Выбранный фрагмент —
*****

Ржавый гвоздь

Борис Слуцкий – 95

Можно и так сказать: испортил себе некролог. Никто его не неволил, времена были относительно вегетативные. 

Борис Слуцкий – 95

И то сказать: среди травильщиков Пастернака были не только отпетые негодяи, но и вполне достойные писатели: Леонид Мартынов, Сергей Антонов, Илья Сельвинский, Виктор Шкловский, Николай Тихонов.

Давид Яковлевич Дар рассказывал мне, как валялся в ногах у своей жены, умоляя не ездить из Питера в Москву на антипастернаковский шабаш, но Вера Федоровна Панова свой партийный долг выполнила. Однако за антипастернаковское выступление пеняли одному только человеку – Борису Слуцкому: настолько неожиданным в этом писательском хоре прозвучал его голос. Причем, пеняли вовсе не те, чья мораль выше, а кто не стоял тогда перед подобным выбором либо оказался увертливей.

– Борис, будь осторожен, – шепнул ему Евтушенко, уверенный, что Слуцкий идет защищать Пастернака.

– Не беспокойся, все акценты будут расставлены правильно, – твердо ответил ему Слуцкий.

Ни до, ни после Слуцкий не совершил ни одного нечистоплотного поступка. Он так бы и остался в истории нашей литературы «гражданской невинностью», если бы не то злополучное выступление. Близкий друг Ариадна Эфрон отвергла его запоздалое раскаяние, хотя оно последовало не три десятилетия спустя, когда раскаяния вошли в моду, а через несколько дней после того достопамятного собрания в Доме кино. Спустя много лет Женя Рейн написал по этому поводу глупо и пошловато:

Под залпы крови и судьбы,

под звуки боевой трубы

прошел он гордо на трибуну,

где все сломал за пять минут...

Наум Коржавин сочинил пародию на комиссарство Слуцкого:

Он комиссаром быть рожден.

И, облечая разум властью,

Людские толпы гнал бы он

К не понятому ими счастью.

Но получилось все не так –

Иная жизнь, иные нормы.

И комиссарит он в стихах

Над содержанием и формой.

*****

Цели работы —
- 1) Где, согласно фрагменту о Борисе Слуцком, проходило собрание, через несколько дней после которого последовало его раскаяние?
- 2) Выведите без изменений часть фрагмента о Борисе Слуцком, начиная со слов «Можно и так» и заканчивая словами «идет защищать Пастернака.».

(Исходные материалы)
*****

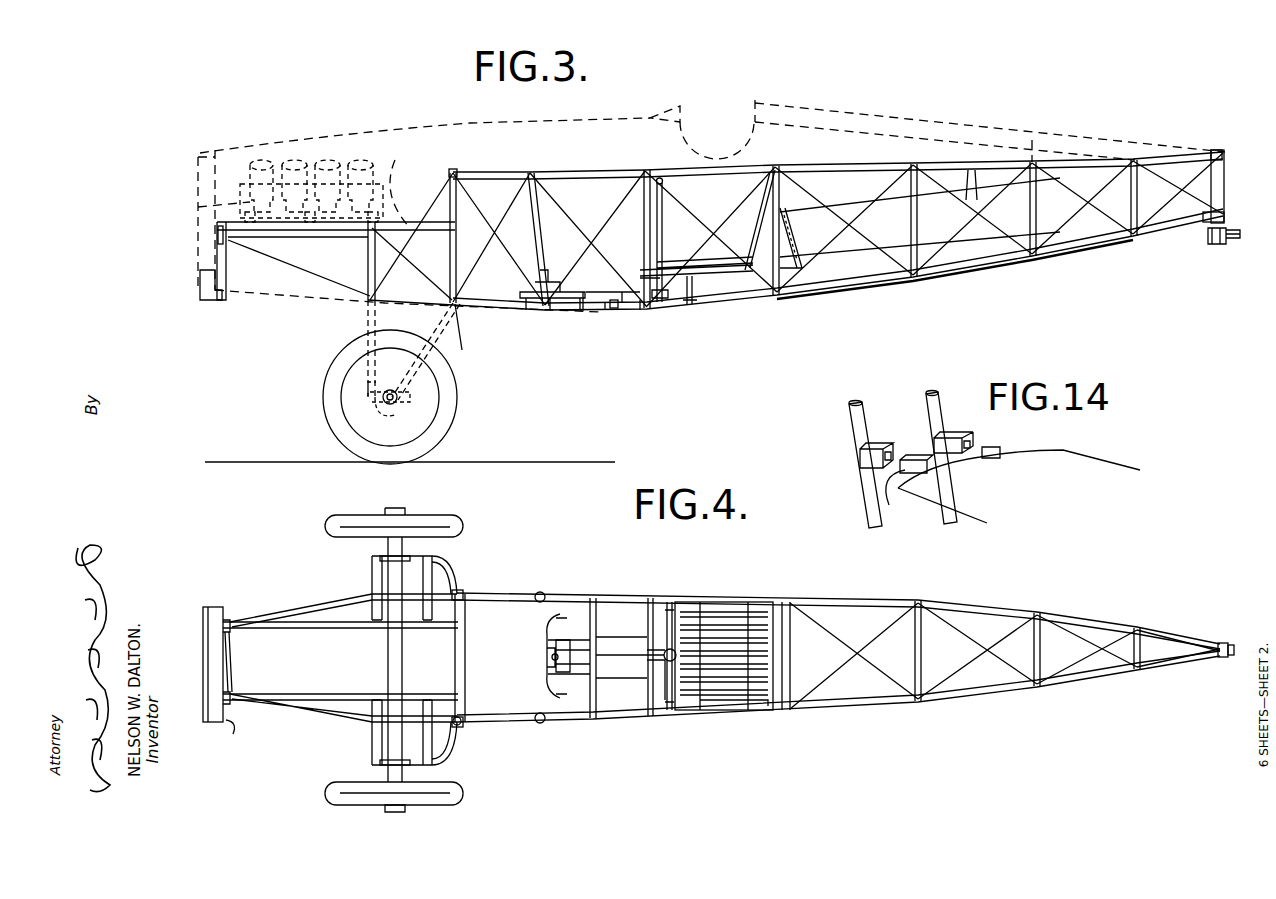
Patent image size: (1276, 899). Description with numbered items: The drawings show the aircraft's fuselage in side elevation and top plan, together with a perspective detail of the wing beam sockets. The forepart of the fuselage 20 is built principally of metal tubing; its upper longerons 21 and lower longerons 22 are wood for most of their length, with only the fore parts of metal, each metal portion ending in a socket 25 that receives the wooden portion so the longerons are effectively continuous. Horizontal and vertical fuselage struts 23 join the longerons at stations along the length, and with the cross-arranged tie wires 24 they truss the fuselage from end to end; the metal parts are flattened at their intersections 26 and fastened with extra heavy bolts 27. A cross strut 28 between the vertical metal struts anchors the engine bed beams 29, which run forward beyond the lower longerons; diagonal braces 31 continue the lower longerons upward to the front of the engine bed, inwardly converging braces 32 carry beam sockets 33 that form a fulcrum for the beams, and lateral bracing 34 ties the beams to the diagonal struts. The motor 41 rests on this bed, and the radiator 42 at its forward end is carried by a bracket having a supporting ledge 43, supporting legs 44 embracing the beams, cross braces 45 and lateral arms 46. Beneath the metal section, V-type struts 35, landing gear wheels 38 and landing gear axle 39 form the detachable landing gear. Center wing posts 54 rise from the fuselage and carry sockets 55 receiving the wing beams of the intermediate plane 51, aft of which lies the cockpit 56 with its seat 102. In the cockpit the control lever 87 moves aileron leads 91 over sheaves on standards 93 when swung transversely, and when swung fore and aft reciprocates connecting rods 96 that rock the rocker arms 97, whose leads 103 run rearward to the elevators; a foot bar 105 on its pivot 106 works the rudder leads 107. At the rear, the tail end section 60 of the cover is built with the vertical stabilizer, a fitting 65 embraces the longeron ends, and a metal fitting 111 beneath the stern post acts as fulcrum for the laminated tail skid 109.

In FIG. 3, the fuselage forepart 20 is at (848, 294).
In FIG. 3, the upper longeron 21 is at (490, 172).
In FIG. 4, the upper longeron 21 is at (493, 594).
In FIG. 3, the lower longeron 22 is at (510, 311).
In FIG. 3, the fuselage strut 23 is at (457, 270).
In FIG. 4, the fuselage strut 23 is at (465, 661).
In FIG. 3, the tie wire 24 is at (606, 228).
In FIG. 4, the tie wire 24 is at (865, 650).
In FIG. 3, the socket 25 is at (530, 172).
In FIG. 4, the socket 25 is at (541, 592).
In FIG. 3, the flattened portion 26 is at (452, 170).
In FIG. 3, the bolt 27 is at (441, 351).
In FIG. 4, the cross strut 28 is at (462, 725).
In FIG. 3, the engine bed beam 29 is at (265, 232).
In FIG. 4, the engine bed beam 29 is at (258, 625).
In FIG. 3, the diagonal brace 31 is at (296, 272).
In FIG. 4, the diagonal brace 31 is at (292, 612).
In FIG. 3, the converging brace 32 is at (368, 247).
In FIG. 3, the beam socket 33 is at (397, 250).
In FIG. 3, the lateral brace 34 is at (395, 172).
In FIG. 4, the lateral brace 34 is at (430, 592).
In FIG. 3, the V-type strut 35 is at (375, 323).
In FIG. 4, the V-type strut 35 is at (455, 752).
In FIG. 3, the landing gear wheel 38 is at (458, 401).
In FIG. 4, the landing gear wheel 38 is at (455, 522).
In FIG. 3, the landing gear axle 39 is at (390, 397).
In FIG. 4, the landing gear axle 39 is at (390, 575).
In FIG. 3, the motor 41 is at (301, 157).
In FIG. 3, the radiator 42 is at (200, 183).
In FIG. 3, the supporting ledge 43 is at (210, 300).
In FIG. 4, the supporting ledge 43 is at (210, 612).
In FIG. 3, the supporting leg 44 is at (217, 246).
In FIG. 4, the cross brace 45 is at (233, 663).
In FIG. 4, the arm 46 is at (225, 738).
In FIG. 14, the intermediate plane 51 is at (1095, 462).
In FIG. 14, the center wing post 54 is at (852, 417).
In FIG. 14, the socket 55 is at (872, 460).
In FIG. 3, the cockpit 56 is at (711, 131).
In FIG. 3, the tail end section 60 is at (1096, 122).
In FIG. 3, the fitting 65 is at (1225, 185).
In FIG. 4, the fitting 65 is at (1222, 643).
In FIG. 3, the control lever 87 is at (657, 238).
In FIG. 4, the control lever 87 is at (664, 656).
In FIG. 4, the aileron lead 91 is at (665, 680).
In FIG. 4, the standard 93 is at (670, 600).
In FIG. 3, the connecting rod 96 is at (690, 262).
In FIG. 3, the rocker arm 97 is at (790, 232).
In FIG. 4, the rocker arm 97 is at (790, 660).
In FIG. 3, the seat 102 is at (718, 278).
In FIG. 4, the seat 102 is at (717, 633).
In FIG. 3, the lead 103 is at (970, 170).
In FIG. 3, the foot bar 105 is at (556, 288).
In FIG. 4, the foot bar 105 is at (550, 676).
In FIG. 4, the pivot 106 is at (556, 650).
In FIG. 4, the rudder lead 107 is at (620, 637).
In FIG. 3, the tail skid 109 is at (1208, 238).
In FIG. 3, the metal fitting 111 is at (1233, 240).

*****

Полные ответы —
- 1) Собрание проходило в Доме кино.

- 2)
Можно и так сказать: испортил себе некролог. Никто его не неволил, времена были относительно вегетативные. 

Борис Слуцкий – 95

И то сказать: среди травильщиков Пастернака были не только отпетые негодяи, но и вполне достойные писатели: Леонид Мартынов, Сергей Антонов, Илья Сельвинский, Виктор Шкловский, Николай Тихонов.

Давид Яковлевич Дар рассказывал мне, как валялся в ногах у своей жены, умоляя не ездить из Питера в Москву на антипастернаковский шабаш, но Вера Федоровна Панова свой партийный долг выполнила. Однако за антипастернаковское выступление пеняли одному только человеку – Борису Слуцкому: настолько неожиданным в этом писательском хоре прозвучал его голос. Причем, пеняли вовсе не те, чья мораль выше, а кто не стоял тогда перед подобным выбором либо оказался увертливей.

– Борис, будь осторожен, – шепнул ему Евтушенко, уверенный, что Слуцкий идет защищать Пастернака.